Data lines
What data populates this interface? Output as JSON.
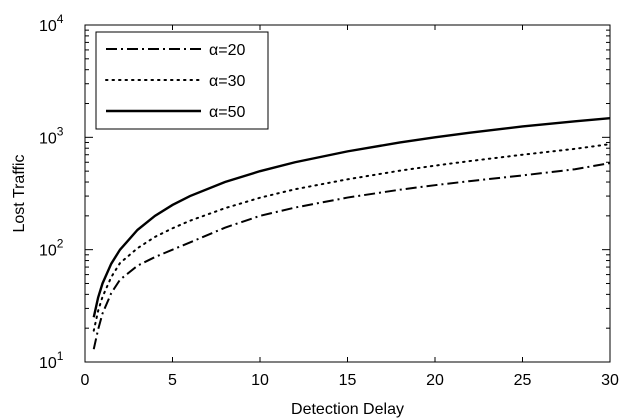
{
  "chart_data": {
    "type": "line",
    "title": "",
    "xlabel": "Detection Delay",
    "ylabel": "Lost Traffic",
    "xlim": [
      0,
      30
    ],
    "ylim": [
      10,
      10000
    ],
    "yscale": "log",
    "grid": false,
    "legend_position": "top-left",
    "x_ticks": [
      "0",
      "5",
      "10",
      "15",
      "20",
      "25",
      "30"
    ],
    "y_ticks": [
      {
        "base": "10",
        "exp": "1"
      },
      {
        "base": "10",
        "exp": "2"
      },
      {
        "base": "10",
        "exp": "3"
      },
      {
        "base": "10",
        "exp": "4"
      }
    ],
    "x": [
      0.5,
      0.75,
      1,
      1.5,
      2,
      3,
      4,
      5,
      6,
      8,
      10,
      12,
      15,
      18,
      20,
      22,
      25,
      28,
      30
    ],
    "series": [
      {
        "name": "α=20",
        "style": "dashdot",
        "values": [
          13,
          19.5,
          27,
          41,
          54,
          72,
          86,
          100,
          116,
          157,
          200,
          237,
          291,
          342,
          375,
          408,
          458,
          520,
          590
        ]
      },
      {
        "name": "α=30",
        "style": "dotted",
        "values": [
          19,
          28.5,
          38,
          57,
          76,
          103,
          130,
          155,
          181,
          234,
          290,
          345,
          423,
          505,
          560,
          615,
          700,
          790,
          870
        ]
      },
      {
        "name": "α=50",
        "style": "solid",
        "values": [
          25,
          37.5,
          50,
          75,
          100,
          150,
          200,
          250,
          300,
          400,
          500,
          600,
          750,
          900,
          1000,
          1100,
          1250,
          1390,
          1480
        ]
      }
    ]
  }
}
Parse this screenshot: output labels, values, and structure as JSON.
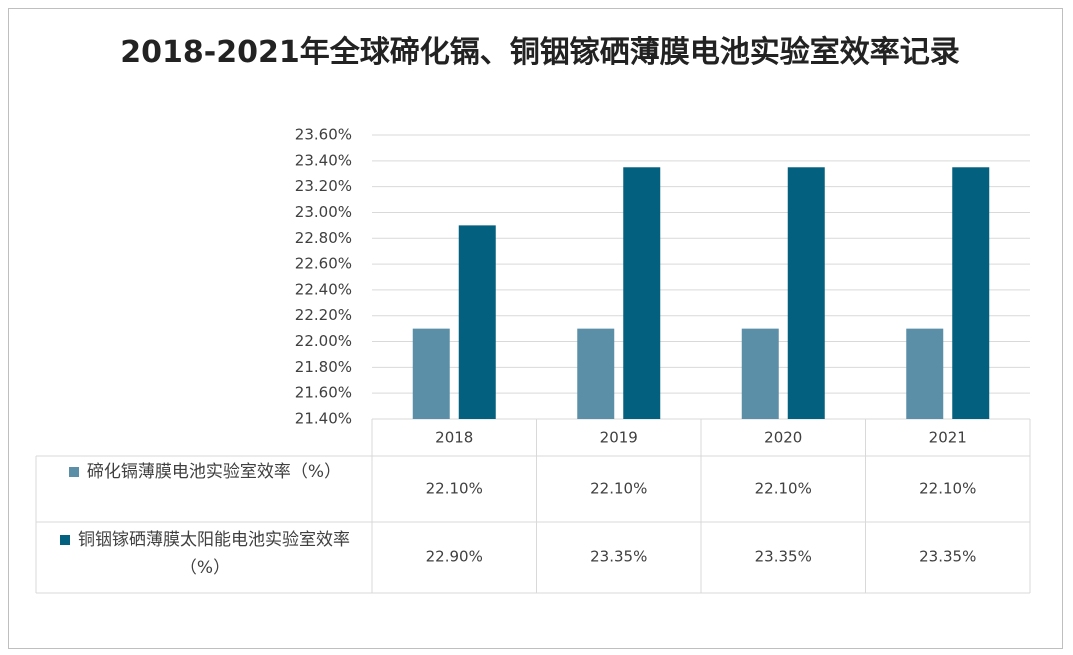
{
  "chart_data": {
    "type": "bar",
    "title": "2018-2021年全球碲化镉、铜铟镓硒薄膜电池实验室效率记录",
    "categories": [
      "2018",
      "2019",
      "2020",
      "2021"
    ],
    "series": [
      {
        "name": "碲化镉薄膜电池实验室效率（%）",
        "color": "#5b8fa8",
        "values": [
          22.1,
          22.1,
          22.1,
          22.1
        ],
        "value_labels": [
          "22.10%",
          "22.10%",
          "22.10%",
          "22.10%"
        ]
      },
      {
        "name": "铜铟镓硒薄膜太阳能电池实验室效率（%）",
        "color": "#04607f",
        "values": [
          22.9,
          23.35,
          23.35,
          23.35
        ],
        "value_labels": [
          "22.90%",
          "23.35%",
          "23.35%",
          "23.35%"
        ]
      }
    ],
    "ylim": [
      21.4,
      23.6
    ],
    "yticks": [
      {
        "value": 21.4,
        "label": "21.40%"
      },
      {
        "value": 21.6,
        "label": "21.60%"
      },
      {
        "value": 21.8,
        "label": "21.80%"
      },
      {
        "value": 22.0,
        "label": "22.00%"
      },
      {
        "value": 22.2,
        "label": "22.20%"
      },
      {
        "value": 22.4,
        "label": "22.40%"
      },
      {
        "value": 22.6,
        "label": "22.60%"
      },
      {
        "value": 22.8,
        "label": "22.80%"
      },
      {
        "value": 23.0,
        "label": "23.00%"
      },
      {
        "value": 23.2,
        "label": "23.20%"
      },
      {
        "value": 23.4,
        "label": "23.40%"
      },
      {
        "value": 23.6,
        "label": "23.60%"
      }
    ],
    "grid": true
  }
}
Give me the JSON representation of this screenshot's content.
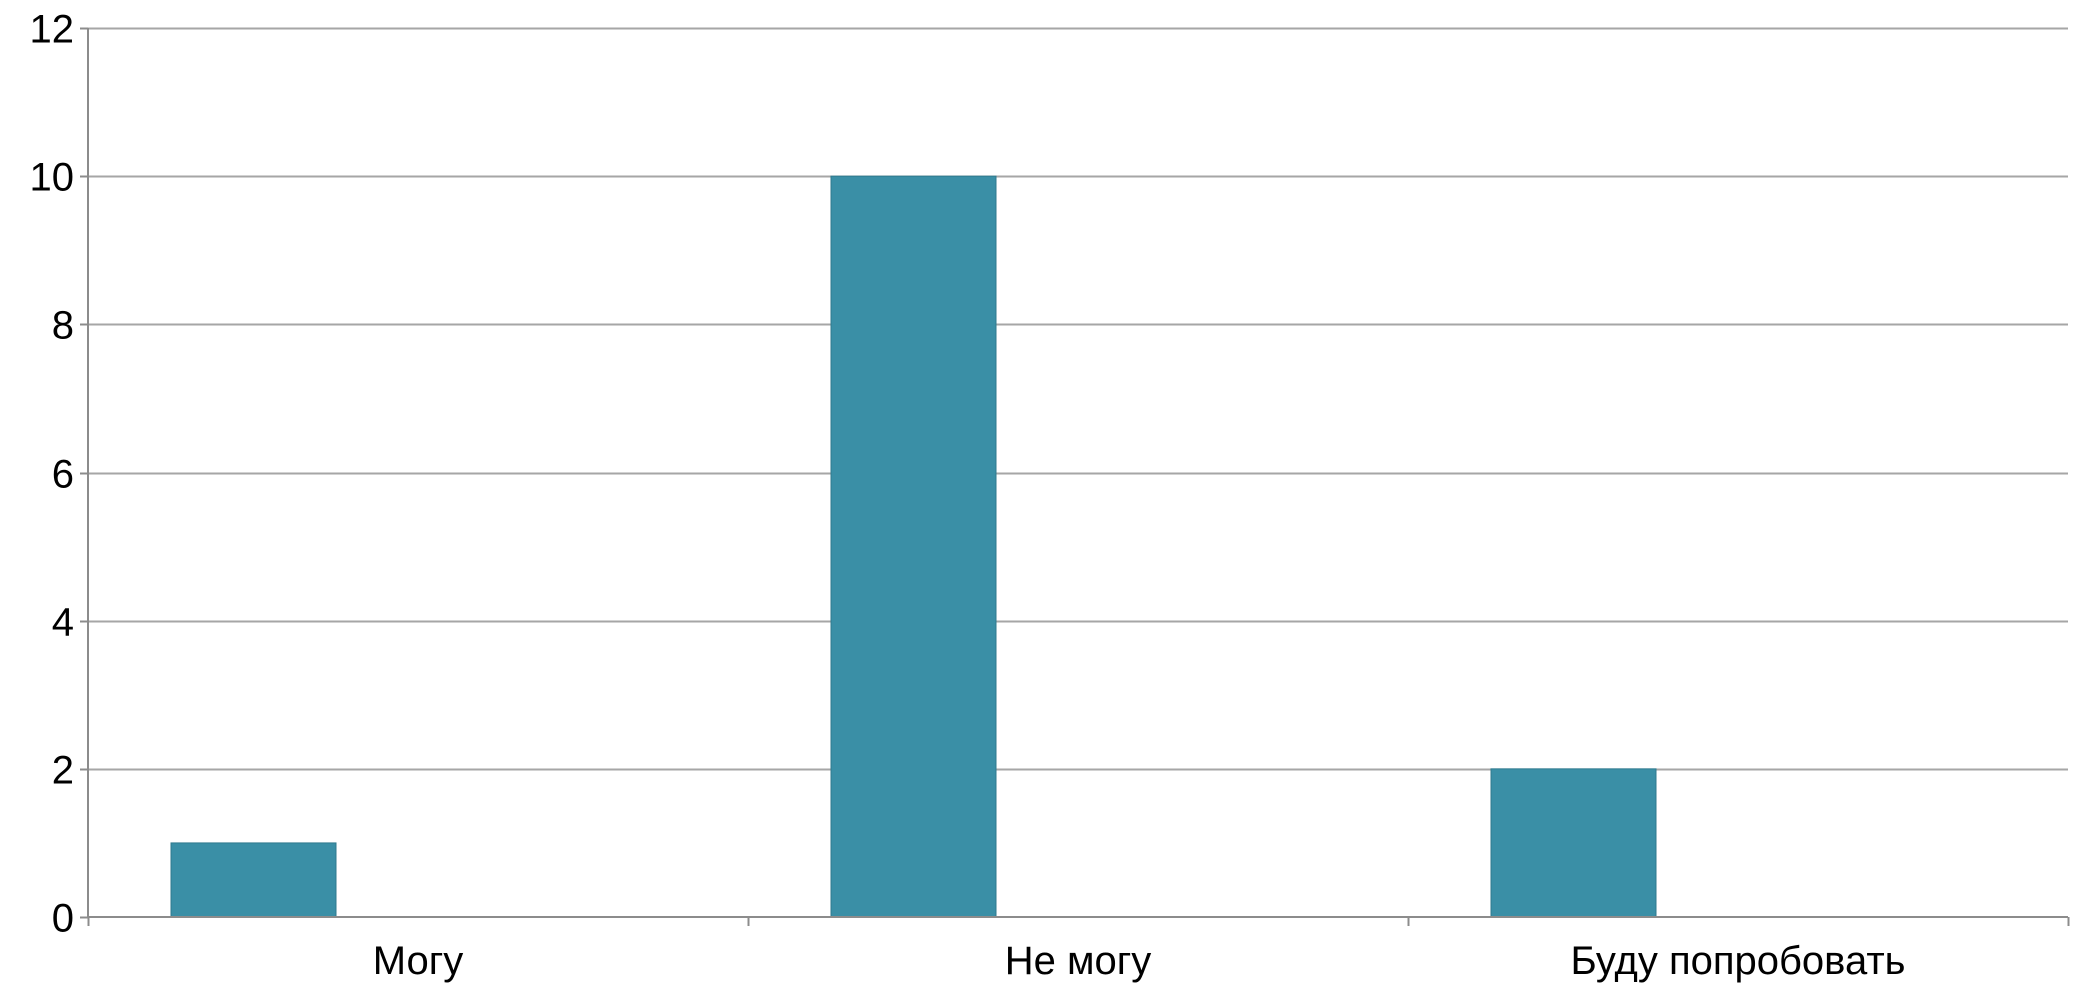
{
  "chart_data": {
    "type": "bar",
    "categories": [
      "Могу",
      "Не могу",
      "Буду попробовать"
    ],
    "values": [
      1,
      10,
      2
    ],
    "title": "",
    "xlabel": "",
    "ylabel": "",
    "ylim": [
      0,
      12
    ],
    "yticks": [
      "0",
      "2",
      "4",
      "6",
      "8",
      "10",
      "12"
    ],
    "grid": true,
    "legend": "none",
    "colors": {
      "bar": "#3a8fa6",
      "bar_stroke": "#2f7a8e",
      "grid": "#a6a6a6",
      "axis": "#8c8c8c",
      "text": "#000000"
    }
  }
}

Short problem
Repeat the material exactly as it reads, without any of its pictures.

Full response
What data populates this interface? Output as JSON.
{
  "chart_data": {
    "type": "line",
    "title": "",
    "xlabel": "Detection Delay",
    "ylabel": "Lost Traffic",
    "xlim": [
      0,
      30
    ],
    "ylim": [
      10,
      10000
    ],
    "yscale": "log",
    "grid": false,
    "legend_position": "top-left",
    "x_ticks": [
      "0",
      "5",
      "10",
      "15",
      "20",
      "25",
      "30"
    ],
    "y_ticks": [
      {
        "base": "10",
        "exp": "1"
      },
      {
        "base": "10",
        "exp": "2"
      },
      {
        "base": "10",
        "exp": "3"
      },
      {
        "base": "10",
        "exp": "4"
      }
    ],
    "x": [
      0.5,
      0.75,
      1,
      1.5,
      2,
      3,
      4,
      5,
      6,
      8,
      10,
      12,
      15,
      18,
      20,
      22,
      25,
      28,
      30
    ],
    "series": [
      {
        "name": "α=20",
        "style": "dashdot",
        "values": [
          13,
          19.5,
          27,
          41,
          54,
          72,
          86,
          100,
          116,
          157,
          200,
          237,
          291,
          342,
          375,
          408,
          458,
          520,
          590
        ]
      },
      {
        "name": "α=30",
        "style": "dotted",
        "values": [
          19,
          28.5,
          38,
          57,
          76,
          103,
          130,
          155,
          181,
          234,
          290,
          345,
          423,
          505,
          560,
          615,
          700,
          790,
          870
        ]
      },
      {
        "name": "α=50",
        "style": "solid",
        "values": [
          25,
          37.5,
          50,
          75,
          100,
          150,
          200,
          250,
          300,
          400,
          500,
          600,
          750,
          900,
          1000,
          1100,
          1250,
          1390,
          1480
        ]
      }
    ]
  }
}
Parse this screenshot: output labels, values, and structure as JSON.
{
  "chart_data": {
    "type": "bar",
    "title": "2018-2021年全球碲化镉、铜铟镓硒薄膜电池实验室效率记录",
    "categories": [
      "2018",
      "2019",
      "2020",
      "2021"
    ],
    "series": [
      {
        "name": "碲化镉薄膜电池实验室效率（%）",
        "color": "#5b8fa8",
        "values": [
          22.1,
          22.1,
          22.1,
          22.1
        ],
        "value_labels": [
          "22.10%",
          "22.10%",
          "22.10%",
          "22.10%"
        ]
      },
      {
        "name": "铜铟镓硒薄膜太阳能电池实验室效率（%）",
        "color": "#04607f",
        "values": [
          22.9,
          23.35,
          23.35,
          23.35
        ],
        "value_labels": [
          "22.90%",
          "23.35%",
          "23.35%",
          "23.35%"
        ]
      }
    ],
    "ylim": [
      21.4,
      23.6
    ],
    "yticks": [
      {
        "value": 21.4,
        "label": "21.40%"
      },
      {
        "value": 21.6,
        "label": "21.60%"
      },
      {
        "value": 21.8,
        "label": "21.80%"
      },
      {
        "value": 22.0,
        "label": "22.00%"
      },
      {
        "value": 22.2,
        "label": "22.20%"
      },
      {
        "value": 22.4,
        "label": "22.40%"
      },
      {
        "value": 22.6,
        "label": "22.60%"
      },
      {
        "value": 22.8,
        "label": "22.80%"
      },
      {
        "value": 23.0,
        "label": "23.00%"
      },
      {
        "value": 23.2,
        "label": "23.20%"
      },
      {
        "value": 23.4,
        "label": "23.40%"
      },
      {
        "value": 23.6,
        "label": "23.60%"
      }
    ],
    "grid": true
  }
}
Give me the JSON representation of this screenshot's content.
{
  "chart_data": {
    "type": "bar",
    "categories": [
      "Могу",
      "Не могу",
      "Буду попробовать"
    ],
    "values": [
      1,
      10,
      2
    ],
    "title": "",
    "xlabel": "",
    "ylabel": "",
    "ylim": [
      0,
      12
    ],
    "yticks": [
      "0",
      "2",
      "4",
      "6",
      "8",
      "10",
      "12"
    ],
    "grid": true,
    "legend": "none",
    "colors": {
      "bar": "#3a8fa6",
      "bar_stroke": "#2f7a8e",
      "grid": "#a6a6a6",
      "axis": "#8c8c8c",
      "text": "#000000"
    }
  }
}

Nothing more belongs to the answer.